» **Directive**
Reproduce the material in full, exactly as written.

» **Records supplied**
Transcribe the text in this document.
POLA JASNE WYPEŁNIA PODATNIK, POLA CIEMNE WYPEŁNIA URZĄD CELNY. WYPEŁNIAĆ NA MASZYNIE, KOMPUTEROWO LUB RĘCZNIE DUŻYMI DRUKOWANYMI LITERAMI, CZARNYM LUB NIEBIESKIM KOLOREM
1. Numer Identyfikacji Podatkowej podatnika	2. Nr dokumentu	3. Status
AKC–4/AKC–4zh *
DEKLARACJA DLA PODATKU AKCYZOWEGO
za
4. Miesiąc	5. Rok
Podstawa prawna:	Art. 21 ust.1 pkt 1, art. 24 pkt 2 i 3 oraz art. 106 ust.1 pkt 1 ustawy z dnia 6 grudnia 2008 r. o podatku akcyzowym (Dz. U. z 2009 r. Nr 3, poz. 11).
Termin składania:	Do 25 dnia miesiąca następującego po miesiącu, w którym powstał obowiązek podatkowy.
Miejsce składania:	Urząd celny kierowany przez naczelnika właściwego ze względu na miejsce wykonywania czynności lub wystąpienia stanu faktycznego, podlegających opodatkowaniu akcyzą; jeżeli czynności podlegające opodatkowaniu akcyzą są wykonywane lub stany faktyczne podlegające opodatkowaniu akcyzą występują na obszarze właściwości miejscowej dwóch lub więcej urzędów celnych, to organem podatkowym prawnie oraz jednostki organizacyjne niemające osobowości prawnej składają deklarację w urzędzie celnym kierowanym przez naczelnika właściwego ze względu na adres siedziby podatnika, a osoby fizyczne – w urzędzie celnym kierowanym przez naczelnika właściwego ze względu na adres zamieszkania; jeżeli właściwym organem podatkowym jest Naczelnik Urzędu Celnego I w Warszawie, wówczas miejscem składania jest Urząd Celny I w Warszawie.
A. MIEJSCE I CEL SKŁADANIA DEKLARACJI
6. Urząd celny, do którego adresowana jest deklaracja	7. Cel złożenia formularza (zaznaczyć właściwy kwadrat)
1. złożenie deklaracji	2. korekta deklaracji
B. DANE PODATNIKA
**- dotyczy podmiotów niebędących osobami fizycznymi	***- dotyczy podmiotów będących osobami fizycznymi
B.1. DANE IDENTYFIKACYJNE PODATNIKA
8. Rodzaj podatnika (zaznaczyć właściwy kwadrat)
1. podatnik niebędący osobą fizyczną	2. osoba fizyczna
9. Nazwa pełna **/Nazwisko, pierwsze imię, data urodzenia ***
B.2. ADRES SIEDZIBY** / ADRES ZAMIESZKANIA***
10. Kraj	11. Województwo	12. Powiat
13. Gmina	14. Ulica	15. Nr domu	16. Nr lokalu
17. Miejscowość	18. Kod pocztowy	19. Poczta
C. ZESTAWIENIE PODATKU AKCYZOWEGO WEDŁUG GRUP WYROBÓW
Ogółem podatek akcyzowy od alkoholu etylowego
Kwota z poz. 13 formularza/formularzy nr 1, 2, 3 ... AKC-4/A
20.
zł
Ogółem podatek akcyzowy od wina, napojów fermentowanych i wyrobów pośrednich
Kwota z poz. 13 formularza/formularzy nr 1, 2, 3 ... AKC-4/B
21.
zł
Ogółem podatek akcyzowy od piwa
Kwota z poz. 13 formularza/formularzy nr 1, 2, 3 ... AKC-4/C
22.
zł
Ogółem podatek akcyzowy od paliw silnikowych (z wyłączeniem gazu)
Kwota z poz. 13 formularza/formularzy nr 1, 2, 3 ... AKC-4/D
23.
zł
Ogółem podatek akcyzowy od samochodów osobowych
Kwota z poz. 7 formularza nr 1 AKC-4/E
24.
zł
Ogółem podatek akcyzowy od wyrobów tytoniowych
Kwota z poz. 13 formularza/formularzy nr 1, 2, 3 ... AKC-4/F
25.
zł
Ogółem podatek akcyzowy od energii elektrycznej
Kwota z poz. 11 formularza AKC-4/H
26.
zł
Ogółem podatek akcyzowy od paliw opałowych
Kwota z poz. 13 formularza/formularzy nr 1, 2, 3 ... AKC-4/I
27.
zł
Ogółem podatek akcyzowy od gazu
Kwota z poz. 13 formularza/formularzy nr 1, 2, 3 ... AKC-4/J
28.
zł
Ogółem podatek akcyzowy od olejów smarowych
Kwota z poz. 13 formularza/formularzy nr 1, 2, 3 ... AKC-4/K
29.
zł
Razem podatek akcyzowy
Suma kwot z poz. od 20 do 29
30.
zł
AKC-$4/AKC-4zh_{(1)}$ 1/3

» **Response to this exercise**
Transcribe the text in this document.
POLA JASNE WYPEŁNIA PODATNIK, POLA CIEMNE WYPEŁNIA URZĄD CELNY. WYPEŁNIAĆ NA MASZYNIE, KOMPUTEROWO LUB RĘCZNIE DUŻYMI DRUKOWANYMI LITERAMI, CZARNYM LUB NIEBIESKIM KOLOREM
1. Numer Identyfikacji Podatkowej podatnika	2. Nr dokumentu	3. Status
AKC–4/AKC–4zh *
DEKLARACJA DLA PODATKU AKCYZOWEGO
za
4. Miesiąc	5. Rok
Podstawa prawna:	Art. 21 ust.1 pkt 1, art. 24 pkt 2 i 3 oraz art. 106 ust.1 pkt 1 ustawy z dnia 6 grudnia 2008 r. o podatku akcyzowym (Dz. U. z 2009 r. Nr 3, poz. 11).
Termin składania:	Do 25 dnia miesiąca następującego po miesiącu, w którym powstał obowiązek podatkowy.
Miejsce składania:	Urząd celny kierowany przez naczelnika właściwego ze względu na miejsce wykonywania czynności lub wystąpienia stanu faktycznego, podlegających opodatkowaniu akcyzą; jeżeli czynności podlegające opodatkowaniu akcyzą są wykonywane lub stany faktyczne podlegające opodatkowaniu akcyzą występują na obszarze właściwości miejscowej dwóch lub więcej urzędów celnych, to organem podatkowym prawnie oraz jednostki organizacyjne niemające osobowości prawnej składają deklarację w urzędzie celnym kierowanym przez naczelnika właściwego ze względu na adres siedziby podatnika, a osoby fizyczne – w urzędzie celnym kierowanym przez naczelnika właściwego ze względu na adres zamieszkania; jeżeli właściwym organem podatkowym jest Naczelnik Urzędu Celnego I w Warszawie, wówczas miejscem składania jest Urząd Celny I w Warszawie.
A. MIEJSCE I CEL SKŁADANIA DEKLARACJI
6. Urząd celny, do którego adresowana jest deklaracja	7. Cel złożenia formularza (zaznaczyć właściwy kwadrat)
1. złożenie deklaracji	2. korekta deklaracji
B. DANE PODATNIKA
**- dotyczy podmiotów niebędących osobami fizycznymi	***- dotyczy podmiotów będących osobami fizycznymi
B.1. DANE IDENTYFIKACYJNE PODATNIKA
8. Rodzaj podatnika (zaznaczyć właściwy kwadrat)
1. podatnik niebędący osobą fizyczną	2. osoba fizyczna
9. Nazwa pełna **/Nazwisko, pierwsze imię, data urodzenia ***
B.2. ADRES SIEDZIBY** / ADRES ZAMIESZKANIA***
10. Kraj	11. Województwo	12. Powiat
13. Gmina	14. Ulica	15. Nr domu	16. Nr lokalu
17. Miejscowość	18. Kod pocztowy	19. Poczta
C. ZESTAWIENIE PODATKU AKCYZOWEGO WEDŁUG GRUP WYROBÓW
Ogółem podatek akcyzowy od alkoholu etylowego
Kwota z poz. 13 formularza/formularzy nr 1, 2, 3 ... AKC-4/A
20.
zł
Ogółem podatek akcyzowy od wina, napojów fermentowanych i wyrobów pośrednich
Kwota z poz. 13 formularza/formularzy nr 1, 2, 3 ... AKC-4/B
21.
zł
Ogółem podatek akcyzowy od piwa
Kwota z poz. 13 formularza/formularzy nr 1, 2, 3 ... AKC-4/C
22.
zł
Ogółem podatek akcyzowy od paliw silnikowych (z wyłączeniem gazu)
Kwota z poz. 13 formularza/formularzy nr 1, 2, 3 ... AKC-4/D
23.
zł
Ogółem podatek akcyzowy od samochodów osobowych
Kwota z poz. 7 formularza nr 1 AKC-4/E
24.
zł
Ogółem podatek akcyzowy od wyrobów tytoniowych
Kwota z poz. 13 formularza/formularzy nr 1, 2, 3 ... AKC-4/F
25.
zł
Ogółem podatek akcyzowy od energii elektrycznej
Kwota z poz. 11 formularza AKC-4/H
26.
zł
Ogółem podatek akcyzowy od paliw opałowych
Kwota z poz. 13 formularza/formularzy nr 1, 2, 3 ... AKC-4/I
27.
zł
Ogółem podatek akcyzowy od gazu
Kwota z poz. 13 formularza/formularzy nr 1, 2, 3 ... AKC-4/J
28.
zł
Ogółem podatek akcyzowy od olejów smarowych
Kwota z poz. 13 formularza/formularzy nr 1, 2, 3 ... AKC-4/K
29.
zł
Razem podatek akcyzowy
Suma kwot z poz. od 20 do 29
30.
zł
AKC-$4/AKC-4zh_{(1)}$ 1/3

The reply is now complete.